(Collected data entries)
◇ ◇ ◇ ◇ ◇ ◇ ◇
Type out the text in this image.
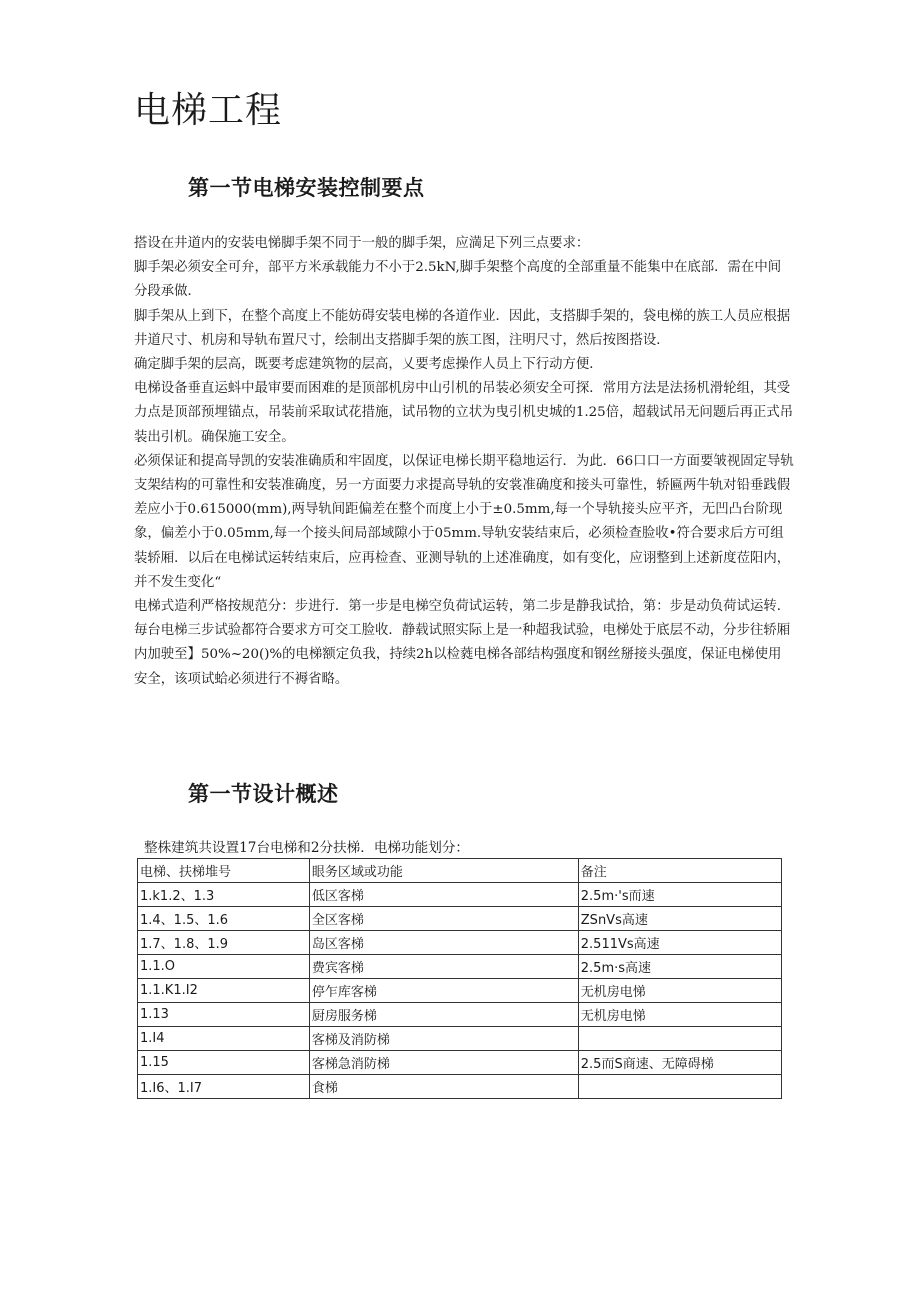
电梯工程
第一节电梯安装控制要点

搭设在井道内的安装电悌脚手架不同于一般的脚手架，应満足下列三点要求：

脚手架必须安全可弁，部平方米承载能力不小于2.5kN,脚手架整个高度的全部重量不能集中在底部．需在中间分段承做．

脚手架从上到下，在整个高度上不能妨碍安装电梯的各道作业．因此，支搭脚手架的，袋电梯的族工人员应根据井道尺寸、机房和导轨布置尺寸，绘制出支搭脚手架的族工图，注明尺寸，然后按图搭设．

确定脚手架的层高，既要考虑建筑物的层高，乂要考虑操作人员上下行动方便．

电梯设备垂直运蚪中最审要而困难的是顶部机房中山引机的吊装必须安全可探．常用方法是法扬机滑轮组，其受力点是顶部预埋锚点，吊装前采取试花措施，试吊物的立状为曳引机史城的1.25倍，超载试吊无问题后再正式吊装出引机。确保施工安全。

必须保证和提高导凯的安装准确质和牢固度，以保证电梯长期平稳地运行．为此．66口口一方面要皱视固定导轨支架结构的可靠性和安装准确度，另一方面要力求提高导轨的安裳准确度和接头可靠性，轿匾两牛轨对铅垂践假差应小于0.615000(mm),两导轨间距偏差在整个而度上小于±0.5mm,每一个导轨接头应平齐，无凹凸台阶现象，偏差小于0.05mm,每一个接头间局部域隙小于05mm.导轨安装结束后，必须检查脸收•符合要求后方可组装轿厢．以后在电梯试运转结束后，应再检查、亚测导轨的上述准确度，如有变化，应诩整到上述新度莅阳内，并不发生变化“

电梯式造利严格按规范分：步进行．第一步是电梯空负荷试运转，第二步是静我试拾，第：步是动负荷试运转．毎台电梯三步试验都符合要求方可交工脸收．静载试照实际上是一种超我试验，电梯处于底层不动，分步往轿厢内加驶至】50%~20()%的电梯额定负我，持续2h以检蕤电梯各部结构强度和钢丝掰接头强度，保证电梯使用安全，该项试蛤必须进行不褥省略。

第一节设计概述
整株建筑共设置17台电梯和2分扶梯．电梯功能划分：
电梯、扶梯堆号	眼务区域或功能	备注
1.k1.2、1.3	低区客梯	2.5m·'s而速
1.4、1.5、1.6	全区客梯	ZSnVs高速
1.7、1.8、1.9	岛区客梯	2.511Vs高速
1.1.O	费宾客梯	2.5m·s高速
1.1.K1.I2	停乍库客梯	无机房电悌
1.13	厨房服务梯	无机房电悌
1.I4	客梯及消防梯	
1.15	客梯急消防梯	2.5而S商速、无障碍梯
1.I6、1.I7	食梯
◇ ◇ ◇ ◇ ◇ ◇ ◇
### Task directions
Copy the records word for word, leaving no picture in the copy.

### Written answer
Type out the text in this image.
电梯工程
第一节电梯安装控制要点

搭设在井道内的安装电悌脚手架不同于一般的脚手架，应満足下列三点要求：

脚手架必须安全可弁，部平方米承载能力不小于2.5kN,脚手架整个高度的全部重量不能集中在底部．需在中间分段承做．

脚手架从上到下，在整个高度上不能妨碍安装电梯的各道作业．因此，支搭脚手架的，袋电梯的族工人员应根据井道尺寸、机房和导轨布置尺寸，绘制出支搭脚手架的族工图，注明尺寸，然后按图搭设．

确定脚手架的层高，既要考虑建筑物的层高，乂要考虑操作人员上下行动方便．

电梯设备垂直运蚪中最审要而困难的是顶部机房中山引机的吊装必须安全可探．常用方法是法扬机滑轮组，其受力点是顶部预埋锚点，吊装前采取试花措施，试吊物的立状为曳引机史城的1.25倍，超载试吊无问题后再正式吊装出引机。确保施工安全。

必须保证和提高导凯的安装准确质和牢固度，以保证电梯长期平稳地运行．为此．66口口一方面要皱视固定导轨支架结构的可靠性和安装准确度，另一方面要力求提高导轨的安裳准确度和接头可靠性，轿匾两牛轨对铅垂践假差应小于0.615000(mm),两导轨间距偏差在整个而度上小于±0.5mm,每一个导轨接头应平齐，无凹凸台阶现象，偏差小于0.05mm,每一个接头间局部域隙小于05mm.导轨安装结束后，必须检查脸收•符合要求后方可组装轿厢．以后在电梯试运转结束后，应再检查、亚测导轨的上述准确度，如有变化，应诩整到上述新度莅阳内，并不发生变化“

电梯式造利严格按规范分：步进行．第一步是电梯空负荷试运转，第二步是静我试拾，第：步是动负荷试运转．毎台电梯三步试验都符合要求方可交工脸收．静载试照实际上是一种超我试验，电梯处于底层不动，分步往轿厢内加驶至】50%~20()%的电梯额定负我，持续2h以检蕤电梯各部结构强度和钢丝掰接头强度，保证电梯使用安全，该项试蛤必须进行不褥省略。

第一节设计概述
整株建筑共设置17台电梯和2分扶梯．电梯功能划分：
电梯、扶梯堆号	眼务区域或功能	备注
1.k1.2、1.3	低区客梯	2.5m·'s而速
1.4、1.5、1.6	全区客梯	ZSnVs高速
1.7、1.8、1.9	岛区客梯	2.511Vs高速
1.1.O	费宾客梯	2.5m·s高速
1.1.K1.I2	停乍库客梯	无机房电悌
1.13	厨房服务梯	无机房电悌
1.I4	客梯及消防梯	
1.15	客梯急消防梯	2.5而S商速、无障碍梯
1.I6、1.I7	食梯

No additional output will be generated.